- **WHAT YOU HAVE TO DO**
Output every entry exactly as written, skipping any pictures.
------------------------------------------------------------
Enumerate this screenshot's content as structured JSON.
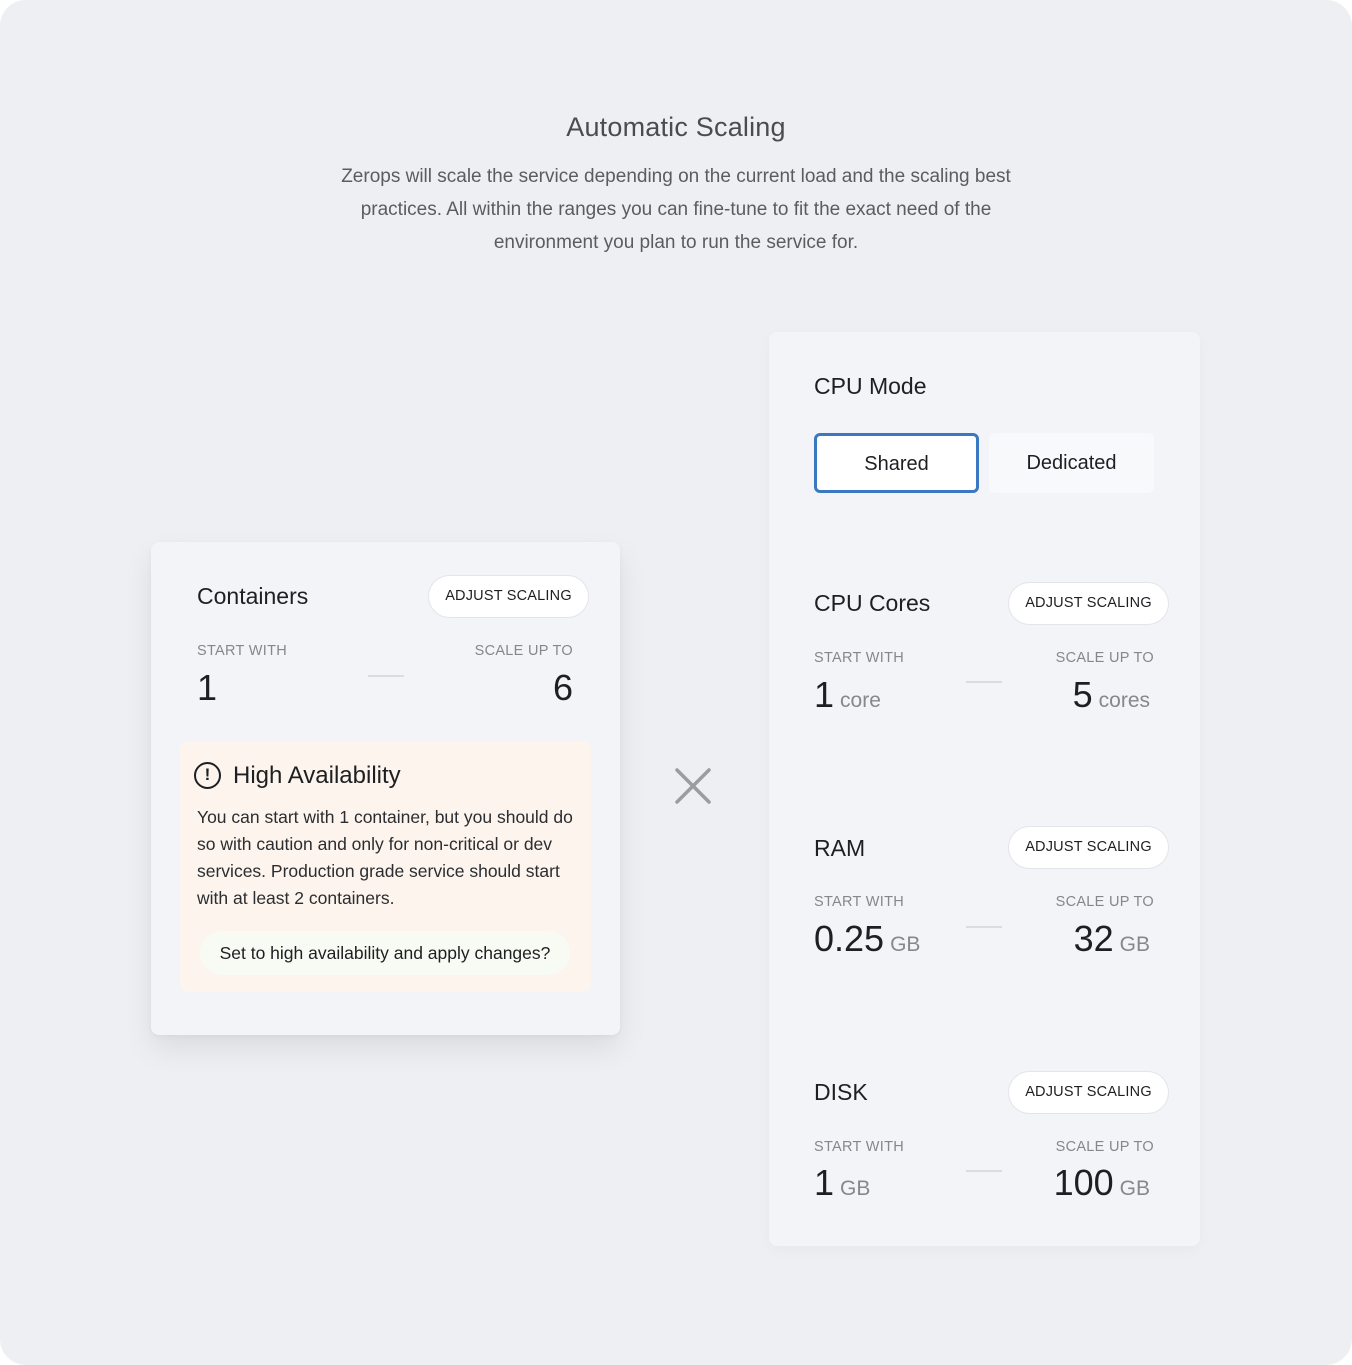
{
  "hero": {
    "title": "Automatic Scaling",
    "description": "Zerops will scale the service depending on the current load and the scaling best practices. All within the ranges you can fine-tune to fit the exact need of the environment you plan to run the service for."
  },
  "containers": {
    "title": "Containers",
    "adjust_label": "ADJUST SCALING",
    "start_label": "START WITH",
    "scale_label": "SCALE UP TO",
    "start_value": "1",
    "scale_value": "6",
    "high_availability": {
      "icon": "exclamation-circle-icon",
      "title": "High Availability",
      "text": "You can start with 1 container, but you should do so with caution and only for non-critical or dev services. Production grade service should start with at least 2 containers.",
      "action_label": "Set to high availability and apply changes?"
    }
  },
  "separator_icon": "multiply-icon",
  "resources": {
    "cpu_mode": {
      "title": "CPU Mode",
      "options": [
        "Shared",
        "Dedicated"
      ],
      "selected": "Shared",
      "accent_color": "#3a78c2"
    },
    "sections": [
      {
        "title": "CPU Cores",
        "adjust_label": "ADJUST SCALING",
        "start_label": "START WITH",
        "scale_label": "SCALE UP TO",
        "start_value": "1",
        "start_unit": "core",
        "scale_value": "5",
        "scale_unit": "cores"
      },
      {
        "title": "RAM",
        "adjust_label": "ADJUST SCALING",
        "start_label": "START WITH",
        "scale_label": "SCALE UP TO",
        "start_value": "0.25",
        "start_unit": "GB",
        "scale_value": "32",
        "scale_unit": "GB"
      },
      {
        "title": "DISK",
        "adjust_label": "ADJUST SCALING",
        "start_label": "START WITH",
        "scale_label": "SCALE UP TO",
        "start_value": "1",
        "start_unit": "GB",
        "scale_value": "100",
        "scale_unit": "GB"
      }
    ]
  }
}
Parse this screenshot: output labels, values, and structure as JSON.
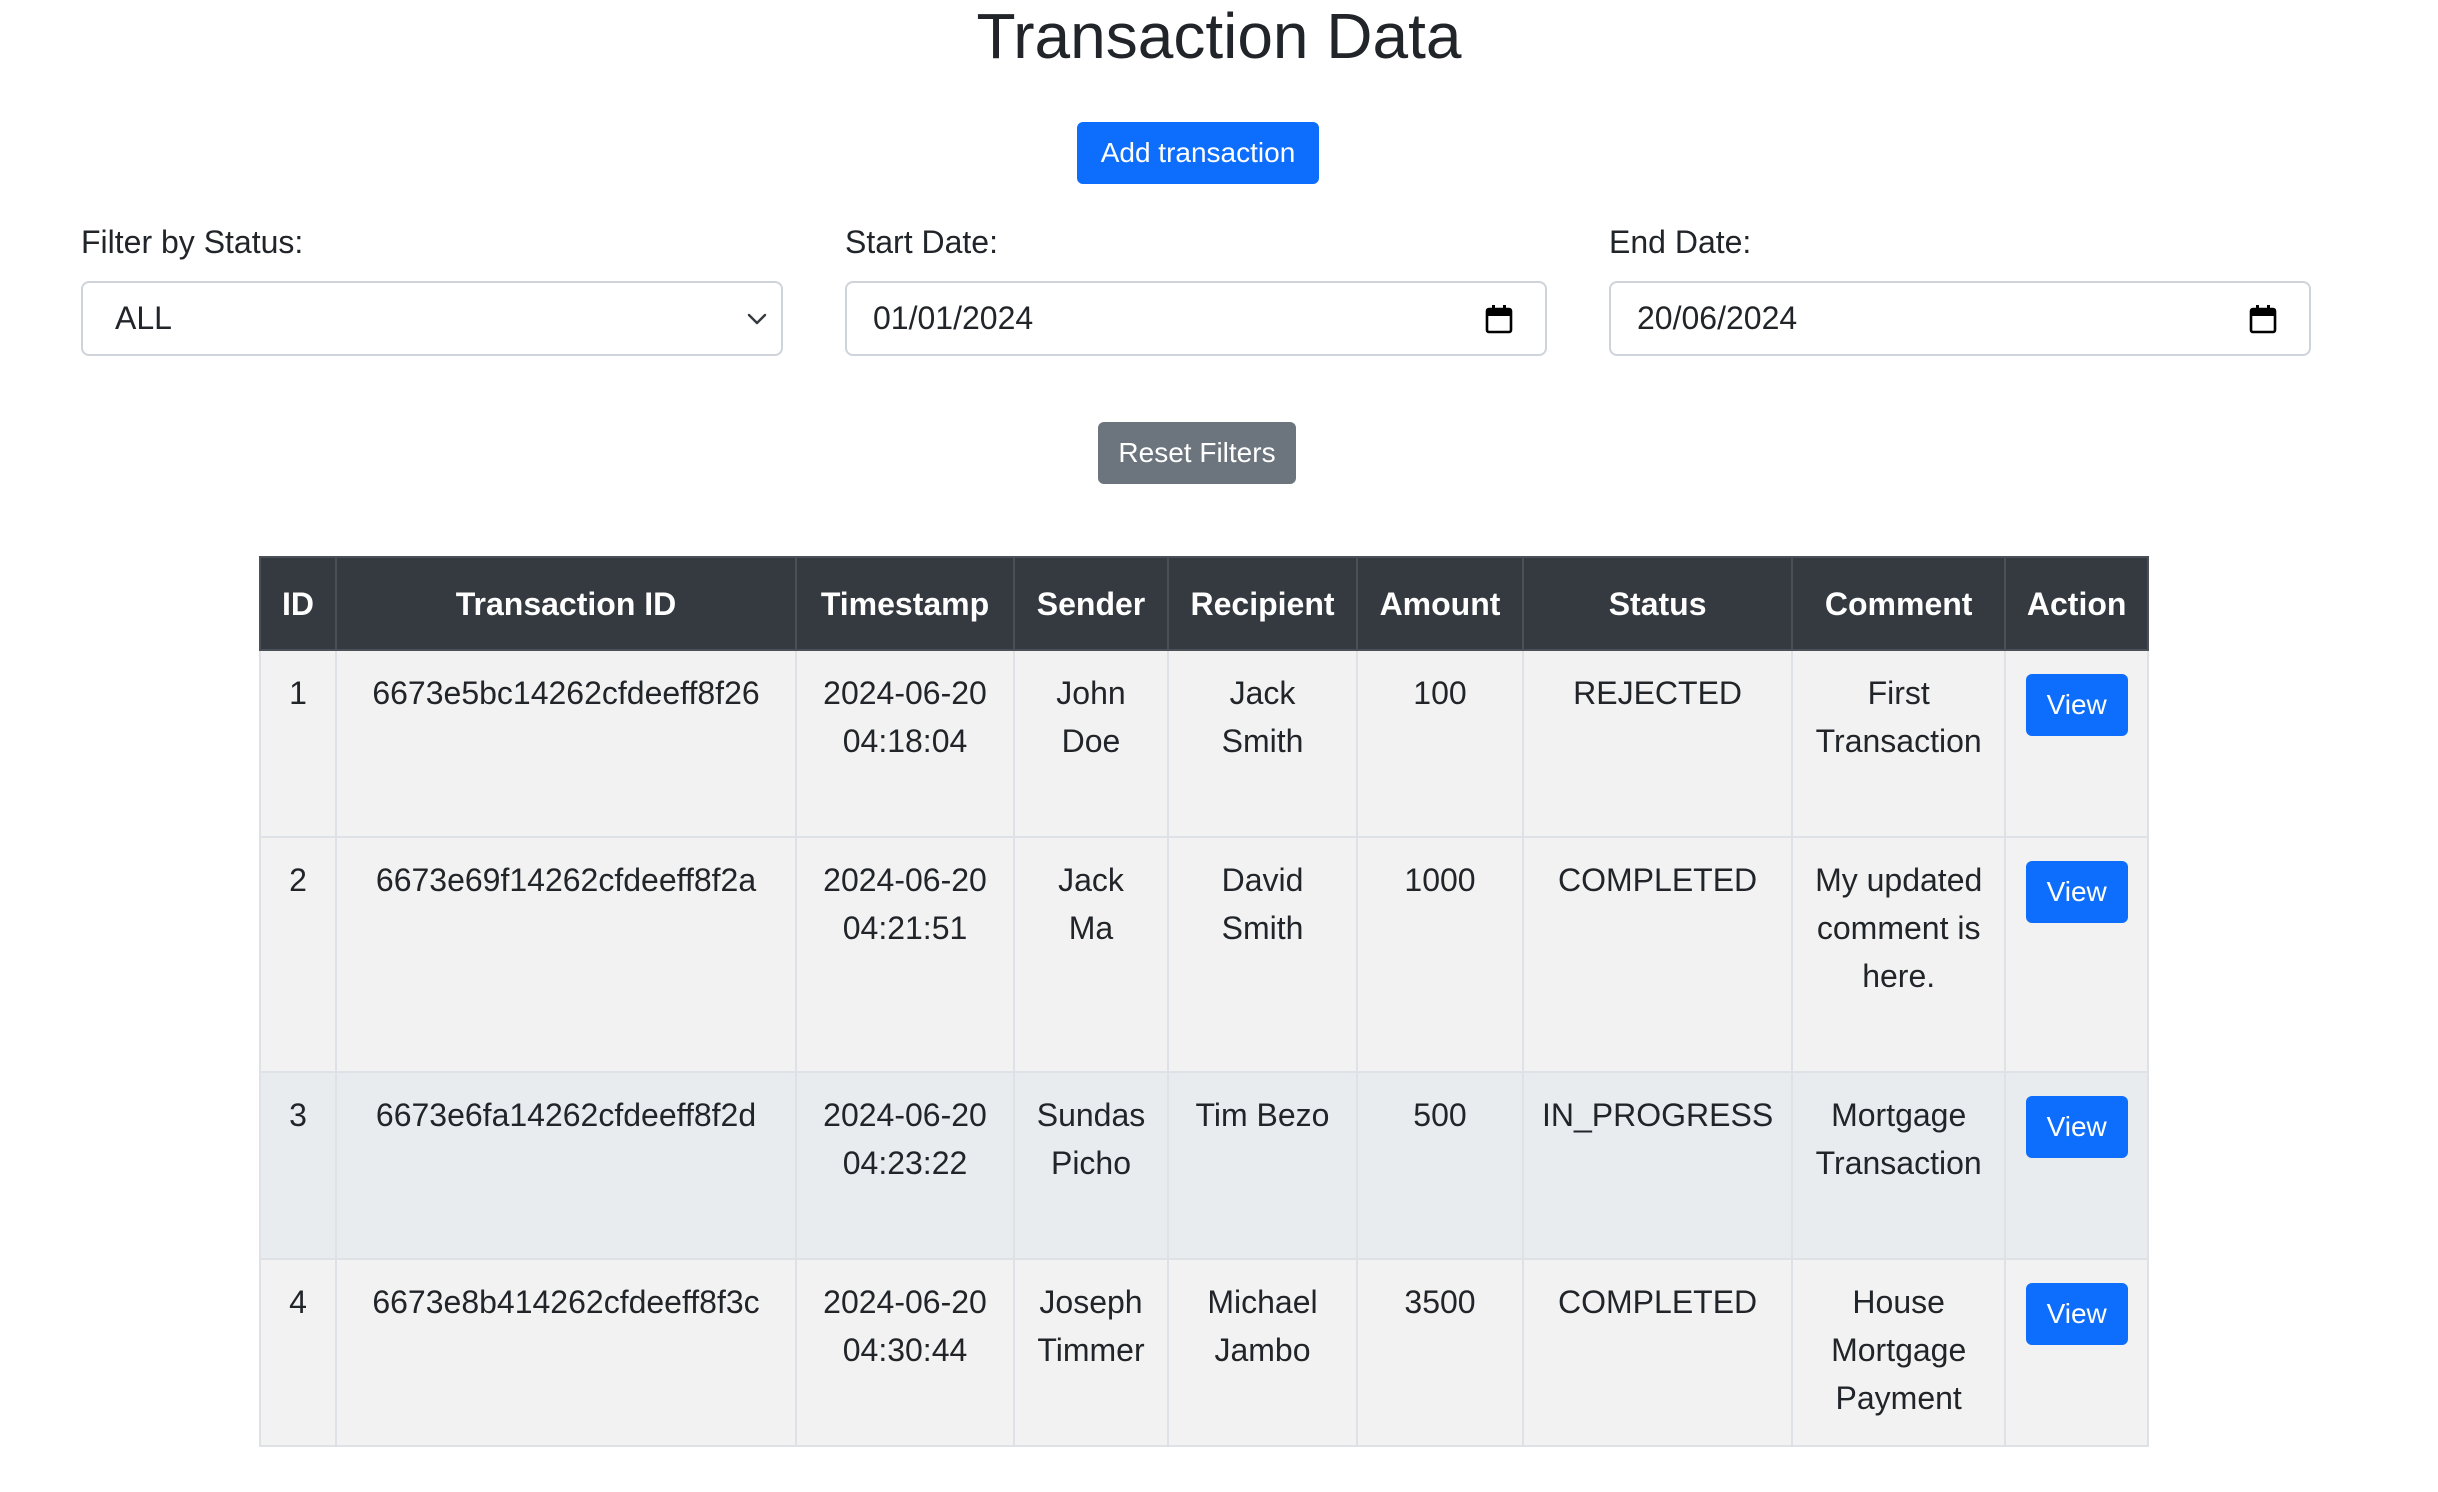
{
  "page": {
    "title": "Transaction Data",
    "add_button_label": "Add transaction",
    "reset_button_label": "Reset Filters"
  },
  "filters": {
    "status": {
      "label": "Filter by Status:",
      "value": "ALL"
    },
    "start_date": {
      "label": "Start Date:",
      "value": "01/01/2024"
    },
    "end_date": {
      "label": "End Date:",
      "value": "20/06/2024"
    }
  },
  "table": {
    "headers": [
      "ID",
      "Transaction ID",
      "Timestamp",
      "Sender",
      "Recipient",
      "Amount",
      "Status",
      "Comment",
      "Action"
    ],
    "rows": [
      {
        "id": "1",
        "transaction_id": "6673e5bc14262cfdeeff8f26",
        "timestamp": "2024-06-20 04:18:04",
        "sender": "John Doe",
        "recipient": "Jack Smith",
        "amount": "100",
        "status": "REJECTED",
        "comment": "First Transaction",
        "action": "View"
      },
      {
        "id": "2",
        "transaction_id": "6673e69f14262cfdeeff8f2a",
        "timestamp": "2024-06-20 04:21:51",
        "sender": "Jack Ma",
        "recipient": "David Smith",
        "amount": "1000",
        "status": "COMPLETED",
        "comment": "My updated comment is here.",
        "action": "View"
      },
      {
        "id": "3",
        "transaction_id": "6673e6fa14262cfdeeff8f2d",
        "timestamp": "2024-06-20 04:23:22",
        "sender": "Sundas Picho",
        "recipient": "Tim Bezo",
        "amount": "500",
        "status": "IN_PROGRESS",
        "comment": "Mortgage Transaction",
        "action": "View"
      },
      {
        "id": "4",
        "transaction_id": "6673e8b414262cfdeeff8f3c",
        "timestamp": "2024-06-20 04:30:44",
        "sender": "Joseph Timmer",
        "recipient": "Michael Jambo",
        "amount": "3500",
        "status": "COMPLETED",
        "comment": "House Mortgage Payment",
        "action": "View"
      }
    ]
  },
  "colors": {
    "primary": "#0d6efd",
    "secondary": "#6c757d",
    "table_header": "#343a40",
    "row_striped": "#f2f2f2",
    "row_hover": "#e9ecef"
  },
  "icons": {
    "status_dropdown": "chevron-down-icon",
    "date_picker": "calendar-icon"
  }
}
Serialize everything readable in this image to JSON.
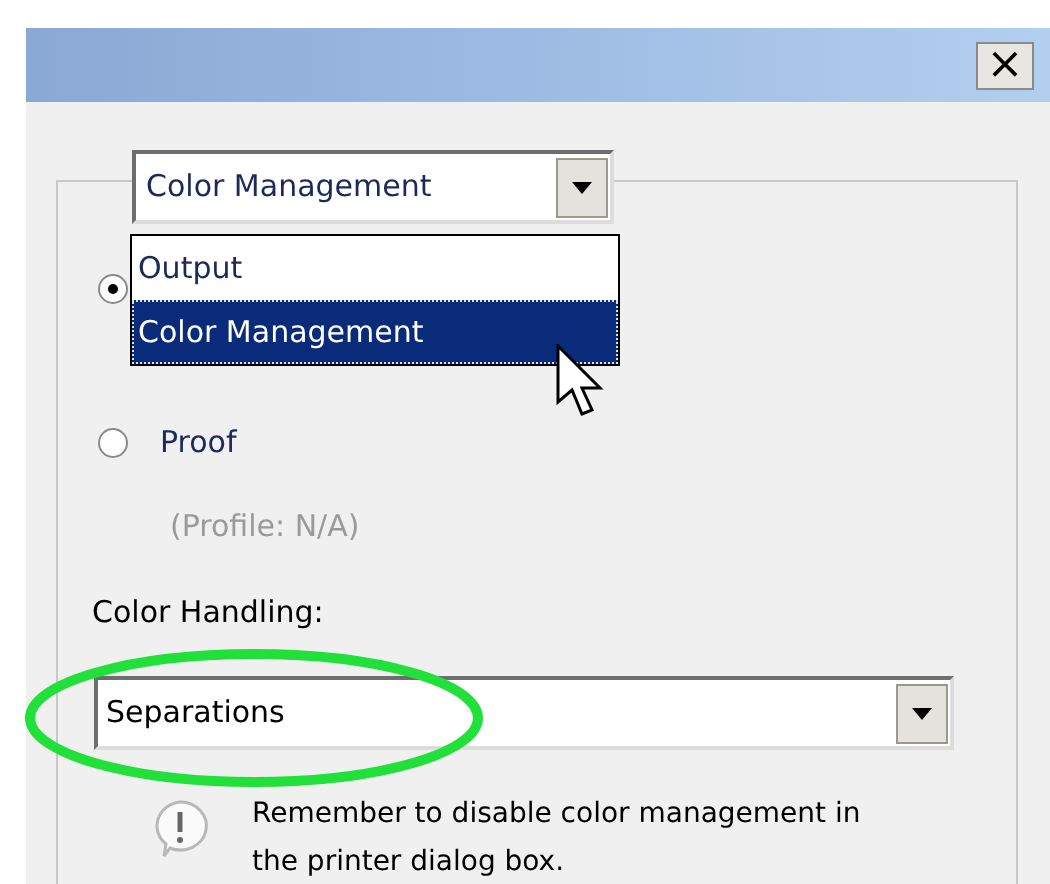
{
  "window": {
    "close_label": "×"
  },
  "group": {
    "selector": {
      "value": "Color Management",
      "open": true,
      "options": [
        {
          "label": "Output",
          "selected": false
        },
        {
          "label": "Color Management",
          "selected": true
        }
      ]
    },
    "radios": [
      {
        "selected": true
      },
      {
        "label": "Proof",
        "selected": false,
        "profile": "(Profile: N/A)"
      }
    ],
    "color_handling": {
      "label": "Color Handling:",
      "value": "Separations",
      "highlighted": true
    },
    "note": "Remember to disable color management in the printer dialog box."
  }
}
------------------------------------------------------------
- **ANSWER BELOW**
Enumerate this screenshot's content as structured JSON.
{
  "hero": {
    "title": "Automatic Scaling",
    "description": "Zerops will scale the service depending on the current load and the scaling best practices. All within the ranges you can fine-tune to fit the exact need of the environment you plan to run the service for."
  },
  "containers": {
    "title": "Containers",
    "adjust_label": "ADJUST SCALING",
    "start_label": "START WITH",
    "scale_label": "SCALE UP TO",
    "start_value": "1",
    "scale_value": "6",
    "high_availability": {
      "icon": "exclamation-circle-icon",
      "title": "High Availability",
      "text": "You can start with 1 container, but you should do so with caution and only for non-critical or dev services. Production grade service should start with at least 2 containers.",
      "action_label": "Set to high availability and apply changes?"
    }
  },
  "separator_icon": "multiply-icon",
  "resources": {
    "cpu_mode": {
      "title": "CPU Mode",
      "options": [
        "Shared",
        "Dedicated"
      ],
      "selected": "Shared",
      "accent_color": "#3a78c2"
    },
    "sections": [
      {
        "title": "CPU Cores",
        "adjust_label": "ADJUST SCALING",
        "start_label": "START WITH",
        "scale_label": "SCALE UP TO",
        "start_value": "1",
        "start_unit": "core",
        "scale_value": "5",
        "scale_unit": "cores"
      },
      {
        "title": "RAM",
        "adjust_label": "ADJUST SCALING",
        "start_label": "START WITH",
        "scale_label": "SCALE UP TO",
        "start_value": "0.25",
        "start_unit": "GB",
        "scale_value": "32",
        "scale_unit": "GB"
      },
      {
        "title": "DISK",
        "adjust_label": "ADJUST SCALING",
        "start_label": "START WITH",
        "scale_label": "SCALE UP TO",
        "start_value": "1",
        "start_unit": "GB",
        "scale_value": "100",
        "scale_unit": "GB"
      }
    ]
  }
}
Parse this screenshot: output labels, values, and structure as JSON.
{
  "page": {
    "title": "Transaction Data",
    "add_button_label": "Add transaction",
    "reset_button_label": "Reset Filters"
  },
  "filters": {
    "status": {
      "label": "Filter by Status:",
      "value": "ALL"
    },
    "start_date": {
      "label": "Start Date:",
      "value": "01/01/2024"
    },
    "end_date": {
      "label": "End Date:",
      "value": "20/06/2024"
    }
  },
  "table": {
    "headers": [
      "ID",
      "Transaction ID",
      "Timestamp",
      "Sender",
      "Recipient",
      "Amount",
      "Status",
      "Comment",
      "Action"
    ],
    "rows": [
      {
        "id": "1",
        "transaction_id": "6673e5bc14262cfdeeff8f26",
        "timestamp": "2024-06-20 04:18:04",
        "sender": "John Doe",
        "recipient": "Jack Smith",
        "amount": "100",
        "status": "REJECTED",
        "comment": "First Transaction",
        "action": "View"
      },
      {
        "id": "2",
        "transaction_id": "6673e69f14262cfdeeff8f2a",
        "timestamp": "2024-06-20 04:21:51",
        "sender": "Jack Ma",
        "recipient": "David Smith",
        "amount": "1000",
        "status": "COMPLETED",
        "comment": "My updated comment is here.",
        "action": "View"
      },
      {
        "id": "3",
        "transaction_id": "6673e6fa14262cfdeeff8f2d",
        "timestamp": "2024-06-20 04:23:22",
        "sender": "Sundas Picho",
        "recipient": "Tim Bezo",
        "amount": "500",
        "status": "IN_PROGRESS",
        "comment": "Mortgage Transaction",
        "action": "View"
      },
      {
        "id": "4",
        "transaction_id": "6673e8b414262cfdeeff8f3c",
        "timestamp": "2024-06-20 04:30:44",
        "sender": "Joseph Timmer",
        "recipient": "Michael Jambo",
        "amount": "3500",
        "status": "COMPLETED",
        "comment": "House Mortgage Payment",
        "action": "View"
      }
    ]
  },
  "colors": {
    "primary": "#0d6efd",
    "secondary": "#6c757d",
    "table_header": "#343a40",
    "row_striped": "#f2f2f2",
    "row_hover": "#e9ecef"
  },
  "icons": {
    "status_dropdown": "chevron-down-icon",
    "date_picker": "calendar-icon"
  }
}
Serialize everything readable in this image to JSON.
{
  "window": {
    "close_label": "×"
  },
  "group": {
    "selector": {
      "value": "Color Management",
      "open": true,
      "options": [
        {
          "label": "Output",
          "selected": false
        },
        {
          "label": "Color Management",
          "selected": true
        }
      ]
    },
    "radios": [
      {
        "selected": true
      },
      {
        "label": "Proof",
        "selected": false,
        "profile": "(Profile: N/A)"
      }
    ],
    "color_handling": {
      "label": "Color Handling:",
      "value": "Separations",
      "highlighted": true
    },
    "note": "Remember to disable color management in the printer dialog box."
  }
}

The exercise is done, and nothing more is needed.